Data for this task:
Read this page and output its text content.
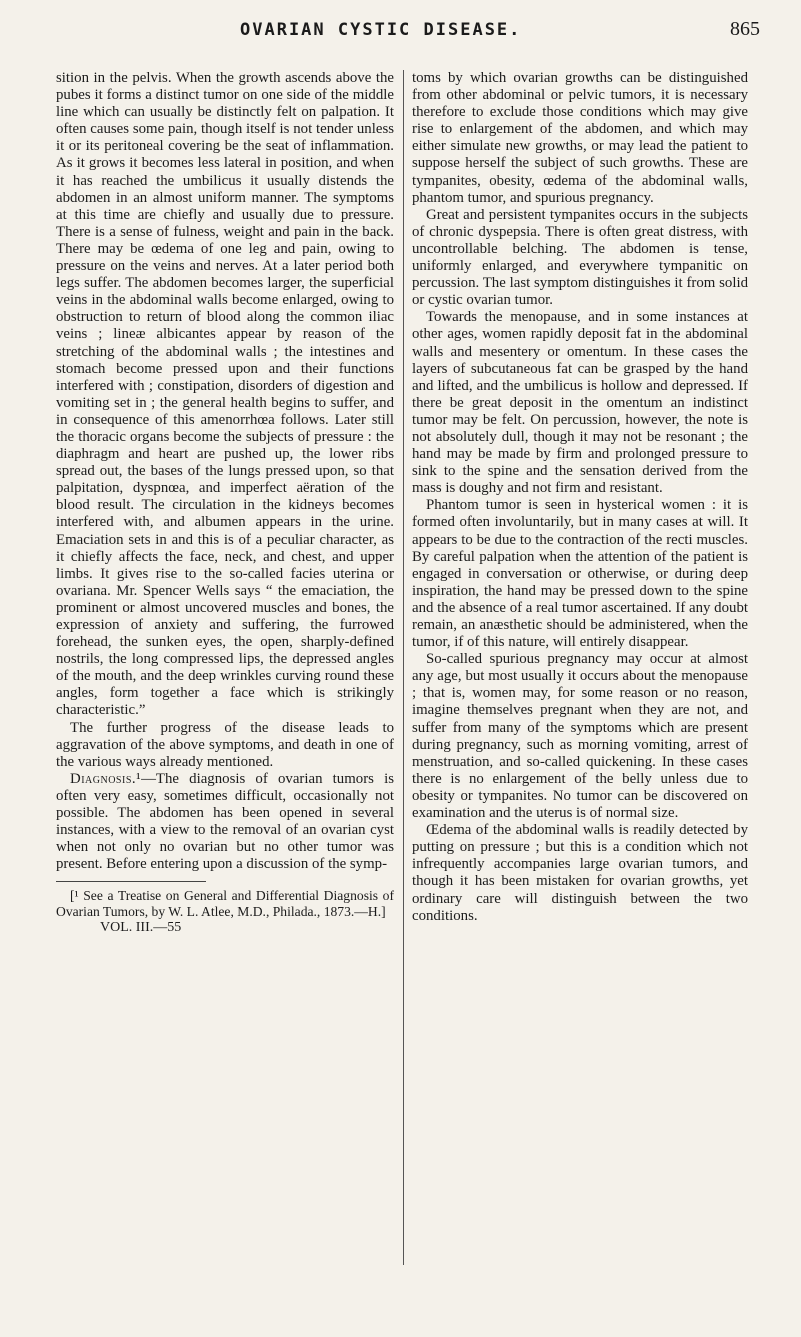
OVARIAN CYSTIC DISEASE.	865

sition in the pelvis. When the growth ascends above the pubes it forms a distinct tumor on one side of the middle line which can usually be distinctly felt on palpation. It often causes some pain, though itself is not tender unless it or its peritoneal covering be the seat of inflammation. As it grows it becomes less lateral in position, and when it has reached the umbilicus it usually distends the abdomen in an almost uniform manner. The symptoms at this time are chiefly and usually due to pressure. There is a sense of fulness, weight and pain in the back. There may be œdema of one leg and pain, owing to pressure on the veins and nerves. At a later period both legs suffer. The abdomen becomes larger, the superficial veins in the abdominal walls become enlarged, owing to obstruction to return of blood along the common iliac veins ; lineæ albicantes appear by reason of the stretching of the abdominal walls ; the intestines and stomach become pressed upon and their functions interfered with ; constipation, disorders of digestion and vomiting set in ; the general health begins to suffer, and in consequence of this amenorrhœa follows. Later still the thoracic organs become the subjects of pressure : the diaphragm and heart are pushed up, the lower ribs spread out, the bases of the lungs pressed upon, so that palpitation, dyspnœa, and imperfect aëration of the blood result. The circulation in the kidneys becomes interfered with, and albumen appears in the urine. Emaciation sets in and this is of a peculiar character, as it chiefly affects the face, neck, and chest, and upper limbs. It gives rise to the so-called facies uterina or ovariana. Mr. Spencer Wells says “ the emaciation, the prominent or almost uncovered muscles and bones, the expression of anxiety and suffering, the furrowed forehead, the sunken eyes, the open, sharply-defined nostrils, the long compressed lips, the depressed angles of the mouth, and the deep wrinkles curving round these angles, form together a face which is strikingly characteristic.”

The further progress of the disease leads to aggravation of the above symptoms, and death in one of the various ways already mentioned.

Diagnosis.¹—The diagnosis of ovarian tumors is often very easy, sometimes difficult, occasionally not possible. The abdomen has been opened in several instances, with a view to the removal of an ovarian cyst when not only no ovarian but no other tumor was present. Before entering upon a discussion of the symp-

[¹ See a Treatise on General and Differential Diagnosis of Ovarian Tumors, by W. L. Atlee, M.D., Philada., 1873.—H.]

VOL. III.—55

toms by which ovarian growths can be distinguished from other abdominal or pelvic tumors, it is necessary therefore to exclude those conditions which may give rise to enlargement of the abdomen, and which may either simulate new growths, or may lead the patient to suppose herself the subject of such growths. These are tympanites, obesity, œdema of the abdominal walls, phantom tumor, and spurious pregnancy.

Great and persistent tympanites occurs in the subjects of chronic dyspepsia. There is often great distress, with uncontrollable belching. The abdomen is tense, uniformly enlarged, and everywhere tympanitic on percussion. The last symptom distinguishes it from solid or cystic ovarian tumor.

Towards the menopause, and in some instances at other ages, women rapidly deposit fat in the abdominal walls and mesentery or omentum. In these cases the layers of subcutaneous fat can be grasped by the hand and lifted, and the umbilicus is hollow and depressed. If there be great deposit in the omentum an indistinct tumor may be felt. On percussion, however, the note is not absolutely dull, though it may not be resonant ; the hand may be made by firm and prolonged pressure to sink to the spine and the sensation derived from the mass is doughy and not firm and resistant.

Phantom tumor is seen in hysterical women : it is formed often involuntarily, but in many cases at will. It appears to be due to the contraction of the recti muscles. By careful palpation when the attention of the patient is engaged in conversation or otherwise, or during deep inspiration, the hand may be pressed down to the spine and the absence of a real tumor ascertained. If any doubt remain, an anæsthetic should be administered, when the tumor, if of this nature, will entirely disappear.

So-called spurious pregnancy may occur at almost any age, but most usually it occurs about the menopause ; that is, women may, for some reason or no reason, imagine themselves pregnant when they are not, and suffer from many of the symptoms which are present during pregnancy, such as morning vomiting, arrest of menstruation, and so-called quickening. In these cases there is no enlargement of the belly unless due to obesity or tympanites. No tumor can be discovered on examination and the uterus is of normal size.

Œdema of the abdominal walls is readily detected by putting on pressure ; but this is a condition which not infrequently accompanies large ovarian tumors, and though it has been mistaken for ovarian growths, yet ordinary care will distinguish between the two conditions.
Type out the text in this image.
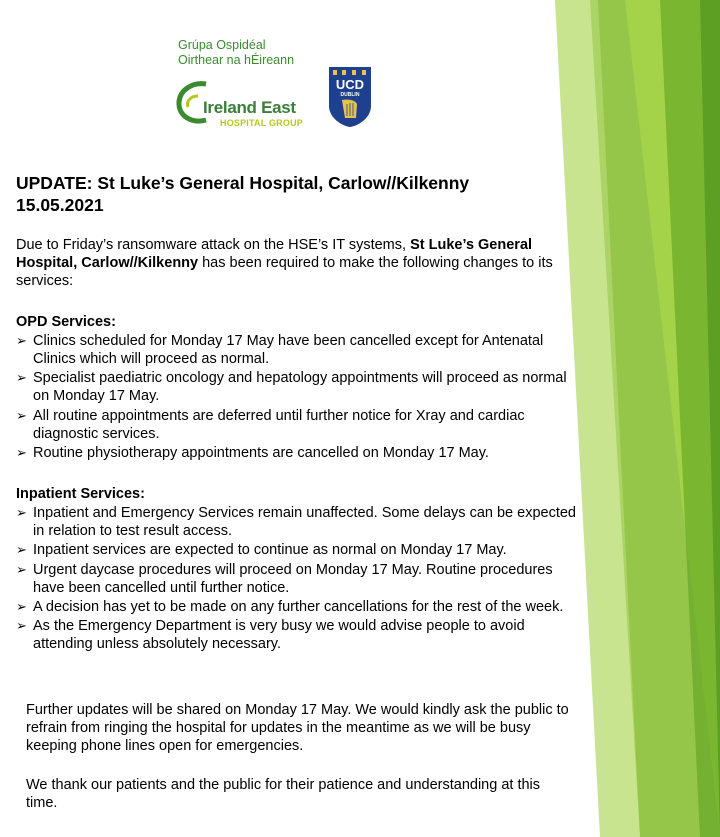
Grúpa Ospidéal
Oirthear na hÉireann
Ireland East
HOSPITAL GROUP
UCD
DUBLIN
UPDATE: St Luke’s General Hospital, Carlow//Kilkenny
15.05.2021
Due to Friday’s ransomware attack on the HSE’s IT systems, St Luke’s General Hospital, Carlow//Kilkenny has been required to make the following changes to its services:
OPD Services:
➢ Clinics scheduled for Monday 17 May have been cancelled except for Antenatal Clinics which will proceed as normal.
➢ Specialist paediatric oncology and hepatology appointments will proceed as normal on Monday 17 May.
➢ All routine appointments are deferred until further notice for Xray and cardiac diagnostic services.
➢ Routine physiotherapy appointments are cancelled on Monday 17 May.
Inpatient Services:
➢ Inpatient and Emergency Services remain unaffected. Some delays can be expected in relation to test result access.
➢ Inpatient services are expected to continue as normal on Monday 17 May.
➢ Urgent daycase procedures will proceed on Monday 17 May. Routine procedures have been cancelled until further notice.
➢ A decision has yet to be made on any further cancellations for the rest of the week.
➢ As the Emergency Department is very busy we would advise people to avoid attending unless absolutely necessary.
Further updates will be shared on Monday 17 May. We would kindly ask the public to refrain from ringing the hospital for updates in the meantime as we will be busy keeping phone lines open for emergencies.
We thank our patients and the public for their patience and understanding at this time.
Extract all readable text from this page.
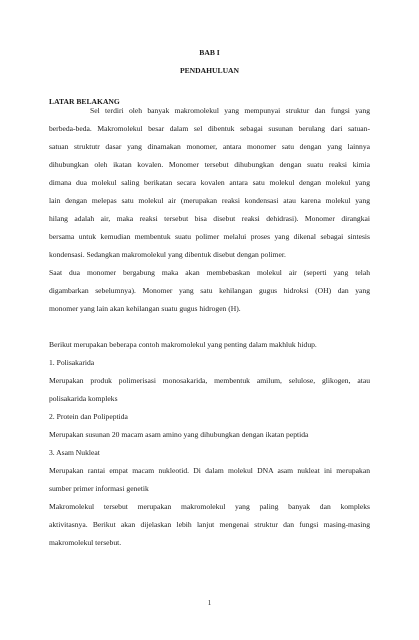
BAB I

PENDAHULUAN

LATAR BELAKANG

Sel terdiri oleh banyak makromolekul yang mempunyai struktur dan fungsi yang

berbeda-beda. Makromolekul besar dalam sel dibentuk sebagai susunan berulang dari satuan-

satuan struktutr dasar yang dinamakan monomer, antara monomer satu dengan yang lainnya

dihubungkan oleh ikatan kovalen. Monomer tersebut dihubungkan dengan suatu reaksi kimia

dimana dua molekul saling berikatan secara kovalen antara satu molekul dengan molekul yang

lain dengan melepas satu molekul air (merupakan reaksi kondensasi atau karena molekul yang

hilang adalah air, maka reaksi tersebut bisa disebut reaksi dehidrasi). Monomer dirangkai

bersama untuk kemudian membentuk suatu polimer melalui proses yang dikenal sebagai sintesis

kondensasi. Sedangkan makromolekul yang dibentuk disebut dengan polimer.

Saat dua monomer bergabung maka akan membebaskan molekul air (seperti yang telah

digambarkan sebelumnya). Monomer yang satu kehilangan gugus hidroksi (OH) dan yang

monomer yang lain akan kehilangan suatu gugus hidrogen (H).

Berikut merupakan beberapa contoh makromolekul yang penting dalam makhluk hidup.

1. Polisakarida

Merupakan produk polimerisasi monosakarida, membentuk amilum, selulose, glikogen, atau

polisakarida kompleks

2. Protein dan Polipeptida

Merupakan susunan 20 macam asam amino yang dihubungkan dengan ikatan peptida

3. Asam Nukleat

Merupakan rantai empat macam nukleotid. Di dalam molekul DNA asam nukleat ini merupakan

sumber primer informasi genetik

Makromolekul tersebut merupakan makromolekul yang paling banyak dan kompleks

aktivitasnya. Berikut akan dijelaskan lebih lanjut mengenai struktur dan fungsi masing-masing

makromolekul tersebut.

1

Requirement: The lines holding the word "kondensasi" are the answer. Pull them out of the records and copy them.

Solved problem:
lain dengan melepas satu molekul air (merupakan reaksi kondensasi atau karena molekul yang
kondensasi. Sedangkan makromolekul yang dibentuk disebut dengan polimer.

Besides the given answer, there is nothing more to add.